▶ **Extracted entries**
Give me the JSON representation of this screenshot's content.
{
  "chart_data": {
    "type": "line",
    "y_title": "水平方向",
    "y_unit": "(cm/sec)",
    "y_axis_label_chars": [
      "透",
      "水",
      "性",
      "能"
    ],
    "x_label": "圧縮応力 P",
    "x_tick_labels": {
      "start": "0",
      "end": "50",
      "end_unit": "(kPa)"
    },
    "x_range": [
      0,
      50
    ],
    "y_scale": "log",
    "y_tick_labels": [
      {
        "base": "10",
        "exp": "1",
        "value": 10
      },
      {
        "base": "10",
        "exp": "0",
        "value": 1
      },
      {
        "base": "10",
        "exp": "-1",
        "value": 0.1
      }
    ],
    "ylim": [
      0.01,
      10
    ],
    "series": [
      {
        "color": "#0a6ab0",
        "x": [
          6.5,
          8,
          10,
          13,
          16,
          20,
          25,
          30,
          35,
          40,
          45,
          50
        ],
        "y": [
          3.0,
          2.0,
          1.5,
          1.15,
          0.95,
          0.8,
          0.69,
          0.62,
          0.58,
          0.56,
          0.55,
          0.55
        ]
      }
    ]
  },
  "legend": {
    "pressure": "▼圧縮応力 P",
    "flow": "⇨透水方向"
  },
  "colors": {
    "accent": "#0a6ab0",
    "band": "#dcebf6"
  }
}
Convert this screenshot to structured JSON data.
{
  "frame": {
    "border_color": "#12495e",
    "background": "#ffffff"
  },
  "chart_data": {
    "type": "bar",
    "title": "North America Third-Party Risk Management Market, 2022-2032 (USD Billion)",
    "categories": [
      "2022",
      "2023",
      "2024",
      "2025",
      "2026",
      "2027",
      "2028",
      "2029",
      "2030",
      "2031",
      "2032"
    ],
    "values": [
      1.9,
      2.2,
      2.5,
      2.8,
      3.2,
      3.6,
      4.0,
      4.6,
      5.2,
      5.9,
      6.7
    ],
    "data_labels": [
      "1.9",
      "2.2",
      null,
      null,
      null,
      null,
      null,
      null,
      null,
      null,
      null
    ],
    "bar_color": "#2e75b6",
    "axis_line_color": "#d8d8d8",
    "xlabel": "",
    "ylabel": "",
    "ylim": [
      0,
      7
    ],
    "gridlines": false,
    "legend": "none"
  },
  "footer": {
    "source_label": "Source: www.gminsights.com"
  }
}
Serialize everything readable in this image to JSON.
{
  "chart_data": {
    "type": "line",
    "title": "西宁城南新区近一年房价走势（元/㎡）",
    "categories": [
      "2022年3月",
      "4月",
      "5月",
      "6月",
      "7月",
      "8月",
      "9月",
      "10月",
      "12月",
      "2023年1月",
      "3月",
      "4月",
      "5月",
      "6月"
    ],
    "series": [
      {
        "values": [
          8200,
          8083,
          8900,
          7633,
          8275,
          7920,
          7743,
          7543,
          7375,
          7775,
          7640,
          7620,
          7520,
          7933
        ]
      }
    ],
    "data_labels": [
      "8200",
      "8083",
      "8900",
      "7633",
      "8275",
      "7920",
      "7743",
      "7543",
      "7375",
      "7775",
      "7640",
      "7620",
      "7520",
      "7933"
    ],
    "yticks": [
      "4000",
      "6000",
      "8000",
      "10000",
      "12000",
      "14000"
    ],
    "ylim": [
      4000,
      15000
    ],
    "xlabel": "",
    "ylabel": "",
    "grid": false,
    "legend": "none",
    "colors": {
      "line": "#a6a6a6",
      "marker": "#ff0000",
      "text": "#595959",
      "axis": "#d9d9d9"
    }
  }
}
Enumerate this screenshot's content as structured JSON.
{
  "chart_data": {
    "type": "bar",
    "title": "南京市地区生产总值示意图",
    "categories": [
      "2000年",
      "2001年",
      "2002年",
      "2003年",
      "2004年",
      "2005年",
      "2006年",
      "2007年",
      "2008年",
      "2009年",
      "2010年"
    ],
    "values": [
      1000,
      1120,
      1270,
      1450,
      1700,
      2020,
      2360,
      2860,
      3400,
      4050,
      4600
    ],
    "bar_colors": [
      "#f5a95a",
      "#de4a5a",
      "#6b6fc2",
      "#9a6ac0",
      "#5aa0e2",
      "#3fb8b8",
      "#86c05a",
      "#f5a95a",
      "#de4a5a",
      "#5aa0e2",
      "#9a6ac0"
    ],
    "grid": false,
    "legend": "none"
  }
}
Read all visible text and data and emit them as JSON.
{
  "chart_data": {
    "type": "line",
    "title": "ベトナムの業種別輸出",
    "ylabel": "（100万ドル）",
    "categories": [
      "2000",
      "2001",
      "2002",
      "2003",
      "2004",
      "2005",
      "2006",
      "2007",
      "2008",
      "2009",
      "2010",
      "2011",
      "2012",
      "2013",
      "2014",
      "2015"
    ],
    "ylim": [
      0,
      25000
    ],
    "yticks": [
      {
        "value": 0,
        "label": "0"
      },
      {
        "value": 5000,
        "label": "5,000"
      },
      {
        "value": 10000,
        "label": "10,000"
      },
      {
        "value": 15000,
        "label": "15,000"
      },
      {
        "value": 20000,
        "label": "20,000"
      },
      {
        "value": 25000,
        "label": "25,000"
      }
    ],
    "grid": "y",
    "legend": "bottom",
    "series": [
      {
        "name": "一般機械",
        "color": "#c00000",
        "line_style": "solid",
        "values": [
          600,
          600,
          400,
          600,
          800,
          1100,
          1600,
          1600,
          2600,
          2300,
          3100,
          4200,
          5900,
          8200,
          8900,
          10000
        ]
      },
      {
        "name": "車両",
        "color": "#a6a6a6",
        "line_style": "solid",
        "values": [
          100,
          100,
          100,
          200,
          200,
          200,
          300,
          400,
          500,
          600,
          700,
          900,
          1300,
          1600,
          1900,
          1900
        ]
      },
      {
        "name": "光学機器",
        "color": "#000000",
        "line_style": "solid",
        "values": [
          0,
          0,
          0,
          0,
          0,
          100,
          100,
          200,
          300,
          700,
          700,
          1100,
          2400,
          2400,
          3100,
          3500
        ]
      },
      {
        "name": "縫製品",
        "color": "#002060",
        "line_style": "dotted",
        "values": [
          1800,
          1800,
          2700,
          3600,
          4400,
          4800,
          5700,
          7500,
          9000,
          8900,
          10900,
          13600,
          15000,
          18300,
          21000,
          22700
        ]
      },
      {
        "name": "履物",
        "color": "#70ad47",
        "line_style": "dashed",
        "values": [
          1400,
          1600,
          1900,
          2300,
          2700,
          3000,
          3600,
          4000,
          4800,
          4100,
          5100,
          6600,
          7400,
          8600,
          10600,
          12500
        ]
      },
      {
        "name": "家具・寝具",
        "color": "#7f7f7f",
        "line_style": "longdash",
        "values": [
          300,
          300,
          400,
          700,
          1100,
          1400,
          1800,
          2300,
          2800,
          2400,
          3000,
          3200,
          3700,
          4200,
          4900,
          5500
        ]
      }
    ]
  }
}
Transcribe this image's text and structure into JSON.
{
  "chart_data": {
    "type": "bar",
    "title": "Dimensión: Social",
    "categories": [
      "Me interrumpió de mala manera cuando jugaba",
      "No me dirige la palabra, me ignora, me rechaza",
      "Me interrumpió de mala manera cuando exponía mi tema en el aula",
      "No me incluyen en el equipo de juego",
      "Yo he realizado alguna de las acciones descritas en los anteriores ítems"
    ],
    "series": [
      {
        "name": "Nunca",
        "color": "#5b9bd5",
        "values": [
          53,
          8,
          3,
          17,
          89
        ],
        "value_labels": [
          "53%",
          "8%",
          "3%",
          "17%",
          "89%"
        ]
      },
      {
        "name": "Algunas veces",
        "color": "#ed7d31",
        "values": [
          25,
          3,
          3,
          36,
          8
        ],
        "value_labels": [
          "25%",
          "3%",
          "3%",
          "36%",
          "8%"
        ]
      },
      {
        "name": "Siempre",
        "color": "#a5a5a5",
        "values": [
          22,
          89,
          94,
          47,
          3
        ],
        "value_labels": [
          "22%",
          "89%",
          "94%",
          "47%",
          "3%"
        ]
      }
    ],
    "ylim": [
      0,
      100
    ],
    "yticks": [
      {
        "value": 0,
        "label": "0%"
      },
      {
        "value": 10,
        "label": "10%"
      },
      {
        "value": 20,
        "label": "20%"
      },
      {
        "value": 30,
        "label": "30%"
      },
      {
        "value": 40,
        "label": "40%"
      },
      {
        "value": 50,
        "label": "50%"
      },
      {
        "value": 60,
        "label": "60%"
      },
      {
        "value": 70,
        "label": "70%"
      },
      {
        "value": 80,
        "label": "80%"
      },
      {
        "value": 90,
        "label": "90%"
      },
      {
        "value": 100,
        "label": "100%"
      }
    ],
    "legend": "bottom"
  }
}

▶ **Aim of the exercise**
Find all lines holding the string "manera" and copy them.

▶ **Task answer**
      "Me interrumpió de mala manera cuando jugaba",
      "Me interrumpió de mala manera cuando exponía mi tema en el aula",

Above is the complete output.